(Records that describe figures)
▬▬▬▬▬▬

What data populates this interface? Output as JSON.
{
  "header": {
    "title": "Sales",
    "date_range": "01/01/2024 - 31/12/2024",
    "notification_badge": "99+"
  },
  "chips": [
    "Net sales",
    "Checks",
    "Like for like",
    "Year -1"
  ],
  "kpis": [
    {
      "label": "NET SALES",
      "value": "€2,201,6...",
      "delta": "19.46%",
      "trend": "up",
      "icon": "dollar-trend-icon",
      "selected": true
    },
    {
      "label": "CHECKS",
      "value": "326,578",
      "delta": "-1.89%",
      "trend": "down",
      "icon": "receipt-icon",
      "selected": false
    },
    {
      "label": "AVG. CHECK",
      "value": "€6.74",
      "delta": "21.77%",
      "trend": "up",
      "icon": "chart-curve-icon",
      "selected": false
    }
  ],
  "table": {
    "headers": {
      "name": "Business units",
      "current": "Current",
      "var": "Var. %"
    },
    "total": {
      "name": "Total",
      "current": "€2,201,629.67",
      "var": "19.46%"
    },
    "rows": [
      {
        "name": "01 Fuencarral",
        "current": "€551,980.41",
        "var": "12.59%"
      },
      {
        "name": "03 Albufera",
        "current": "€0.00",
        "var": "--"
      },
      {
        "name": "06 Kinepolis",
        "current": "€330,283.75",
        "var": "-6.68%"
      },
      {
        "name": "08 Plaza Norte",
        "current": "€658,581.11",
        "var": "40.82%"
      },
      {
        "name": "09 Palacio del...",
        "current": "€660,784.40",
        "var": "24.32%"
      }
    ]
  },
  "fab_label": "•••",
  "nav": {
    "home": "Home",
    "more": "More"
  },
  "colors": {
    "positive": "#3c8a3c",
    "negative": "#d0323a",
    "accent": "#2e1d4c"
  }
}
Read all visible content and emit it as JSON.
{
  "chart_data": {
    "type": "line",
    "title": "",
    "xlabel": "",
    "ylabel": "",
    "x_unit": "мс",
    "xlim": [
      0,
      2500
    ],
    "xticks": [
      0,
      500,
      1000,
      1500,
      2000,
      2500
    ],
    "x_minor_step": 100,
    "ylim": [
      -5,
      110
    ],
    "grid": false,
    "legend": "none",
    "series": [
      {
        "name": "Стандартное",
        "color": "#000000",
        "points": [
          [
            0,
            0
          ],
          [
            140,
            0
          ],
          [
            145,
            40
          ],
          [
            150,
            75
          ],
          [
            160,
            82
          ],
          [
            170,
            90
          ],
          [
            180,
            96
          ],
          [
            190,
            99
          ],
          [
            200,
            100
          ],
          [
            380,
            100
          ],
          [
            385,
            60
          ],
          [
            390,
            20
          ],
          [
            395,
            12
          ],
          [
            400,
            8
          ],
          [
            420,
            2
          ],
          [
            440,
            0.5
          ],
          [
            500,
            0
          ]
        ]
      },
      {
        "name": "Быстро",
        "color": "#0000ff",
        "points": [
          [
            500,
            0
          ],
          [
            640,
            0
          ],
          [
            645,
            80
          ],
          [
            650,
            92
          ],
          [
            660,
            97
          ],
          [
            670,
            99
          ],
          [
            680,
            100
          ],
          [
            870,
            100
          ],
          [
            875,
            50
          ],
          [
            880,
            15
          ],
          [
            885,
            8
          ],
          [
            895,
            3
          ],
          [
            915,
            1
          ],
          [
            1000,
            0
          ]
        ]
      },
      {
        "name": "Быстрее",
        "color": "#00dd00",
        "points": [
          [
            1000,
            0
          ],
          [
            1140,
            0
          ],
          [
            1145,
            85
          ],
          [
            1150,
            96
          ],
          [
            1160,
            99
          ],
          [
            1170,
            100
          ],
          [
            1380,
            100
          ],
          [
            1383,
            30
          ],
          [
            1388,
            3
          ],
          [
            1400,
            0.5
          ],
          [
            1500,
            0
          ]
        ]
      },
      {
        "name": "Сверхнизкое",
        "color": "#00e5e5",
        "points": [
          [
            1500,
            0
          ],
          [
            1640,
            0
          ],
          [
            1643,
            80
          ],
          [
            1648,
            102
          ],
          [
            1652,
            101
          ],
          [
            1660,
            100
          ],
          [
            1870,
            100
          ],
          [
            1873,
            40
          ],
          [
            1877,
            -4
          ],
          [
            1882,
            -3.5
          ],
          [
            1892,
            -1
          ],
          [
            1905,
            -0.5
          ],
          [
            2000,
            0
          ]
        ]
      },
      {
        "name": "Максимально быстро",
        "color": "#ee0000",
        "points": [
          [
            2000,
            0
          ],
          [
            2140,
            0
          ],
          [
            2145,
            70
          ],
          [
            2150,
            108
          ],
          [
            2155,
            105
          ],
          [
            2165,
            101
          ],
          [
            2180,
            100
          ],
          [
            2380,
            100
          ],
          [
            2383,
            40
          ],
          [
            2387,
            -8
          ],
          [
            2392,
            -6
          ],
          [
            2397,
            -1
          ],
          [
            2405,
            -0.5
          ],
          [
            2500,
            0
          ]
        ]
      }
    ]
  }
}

▬▬▬▬▬▬

EXERCISE
Transcribe all of the material exactly. Omit nothing.

THE REPLY
What data populates this interface? Output as JSON.
{
  "header": {
    "title": "Sales",
    "date_range": "01/01/2024 - 31/12/2024",
    "notification_badge": "99+"
  },
  "chips": [
    "Net sales",
    "Checks",
    "Like for like",
    "Year -1"
  ],
  "kpis": [
    {
      "label": "NET SALES",
      "value": "€2,201,6...",
      "delta": "19.46%",
      "trend": "up",
      "icon": "dollar-trend-icon",
      "selected": true
    },
    {
      "label": "CHECKS",
      "value": "326,578",
      "delta": "-1.89%",
      "trend": "down",
      "icon": "receipt-icon",
      "selected": false
    },
    {
      "label": "AVG. CHECK",
      "value": "€6.74",
      "delta": "21.77%",
      "trend": "up",
      "icon": "chart-curve-icon",
      "selected": false
    }
  ],
  "table": {
    "headers": {
      "name": "Business units",
      "current": "Current",
      "var": "Var. %"
    },
    "total": {
      "name": "Total",
      "current": "€2,201,629.67",
      "var": "19.46%"
    },
    "rows": [
      {
        "name": "01 Fuencarral",
        "current": "€551,980.41",
        "var": "12.59%"
      },
      {
        "name": "03 Albufera",
        "current": "€0.00",
        "var": "--"
      },
      {
        "name": "06 Kinepolis",
        "current": "€330,283.75",
        "var": "-6.68%"
      },
      {
        "name": "08 Plaza Norte",
        "current": "€658,581.11",
        "var": "40.82%"
      },
      {
        "name": "09 Palacio del...",
        "current": "€660,784.40",
        "var": "24.32%"
      }
    ]
  },
  "fab_label": "•••",
  "nav": {
    "home": "Home",
    "more": "More"
  },
  "colors": {
    "positive": "#3c8a3c",
    "negative": "#d0323a",
    "accent": "#2e1d4c"
  }
}
Read all visible content and emit it as JSON.
{
  "chart_data": {
    "type": "line",
    "title": "",
    "xlabel": "",
    "ylabel": "",
    "x_unit": "мс",
    "xlim": [
      0,
      2500
    ],
    "xticks": [
      0,
      500,
      1000,
      1500,
      2000,
      2500
    ],
    "x_minor_step": 100,
    "ylim": [
      -5,
      110
    ],
    "grid": false,
    "legend": "none",
    "series": [
      {
        "name": "Стандартное",
        "color": "#000000",
        "points": [
          [
            0,
            0
          ],
          [
            140,
            0
          ],
          [
            145,
            40
          ],
          [
            150,
            75
          ],
          [
            160,
            82
          ],
          [
            170,
            90
          ],
          [
            180,
            96
          ],
          [
            190,
            99
          ],
          [
            200,
            100
          ],
          [
            380,
            100
          ],
          [
            385,
            60
          ],
          [
            390,
            20
          ],
          [
            395,
            12
          ],
          [
            400,
            8
          ],
          [
            420,
            2
          ],
          [
            440,
            0.5
          ],
          [
            500,
            0
          ]
        ]
      },
      {
        "name": "Быстро",
        "color": "#0000ff",
        "points": [
          [
            500,
            0
          ],
          [
            640,
            0
          ],
          [
            645,
            80
          ],
          [
            650,
            92
          ],
          [
            660,
            97
          ],
          [
            670,
            99
          ],
          [
            680,
            100
          ],
          [
            870,
            100
          ],
          [
            875,
            50
          ],
          [
            880,
            15
          ],
          [
            885,
            8
          ],
          [
            895,
            3
          ],
          [
            915,
            1
          ],
          [
            1000,
            0
          ]
        ]
      },
      {
        "name": "Быстрее",
        "color": "#00dd00",
        "points": [
          [
            1000,
            0
          ],
          [
            1140,
            0
          ],
          [
            1145,
            85
          ],
          [
            1150,
            96
          ],
          [
            1160,
            99
          ],
          [
            1170,
            100
          ],
          [
            1380,
            100
          ],
          [
            1383,
            30
          ],
          [
            1388,
            3
          ],
          [
            1400,
            0.5
          ],
          [
            1500,
            0
          ]
        ]
      },
      {
        "name": "Сверхнизкое",
        "color": "#00e5e5",
        "points": [
          [
            1500,
            0
          ],
          [
            1640,
            0
          ],
          [
            1643,
            80
          ],
          [
            1648,
            102
          ],
          [
            1652,
            101
          ],
          [
            1660,
            100
          ],
          [
            1870,
            100
          ],
          [
            1873,
            40
          ],
          [
            1877,
            -4
          ],
          [
            1882,
            -3.5
          ],
          [
            1892,
            -1
          ],
          [
            1905,
            -0.5
          ],
          [
            2000,
            0
          ]
        ]
      },
      {
        "name": "Максимально быстро",
        "color": "#ee0000",
        "points": [
          [
            2000,
            0
          ],
          [
            2140,
            0
          ],
          [
            2145,
            70
          ],
          [
            2150,
            108
          ],
          [
            2155,
            105
          ],
          [
            2165,
            101
          ],
          [
            2180,
            100
          ],
          [
            2380,
            100
          ],
          [
            2383,
            40
          ],
          [
            2387,
            -8
          ],
          [
            2392,
            -6
          ],
          [
            2397,
            -1
          ],
          [
            2405,
            -0.5
          ],
          [
            2500,
            0
          ]
        ]
      }
    ]
  }
}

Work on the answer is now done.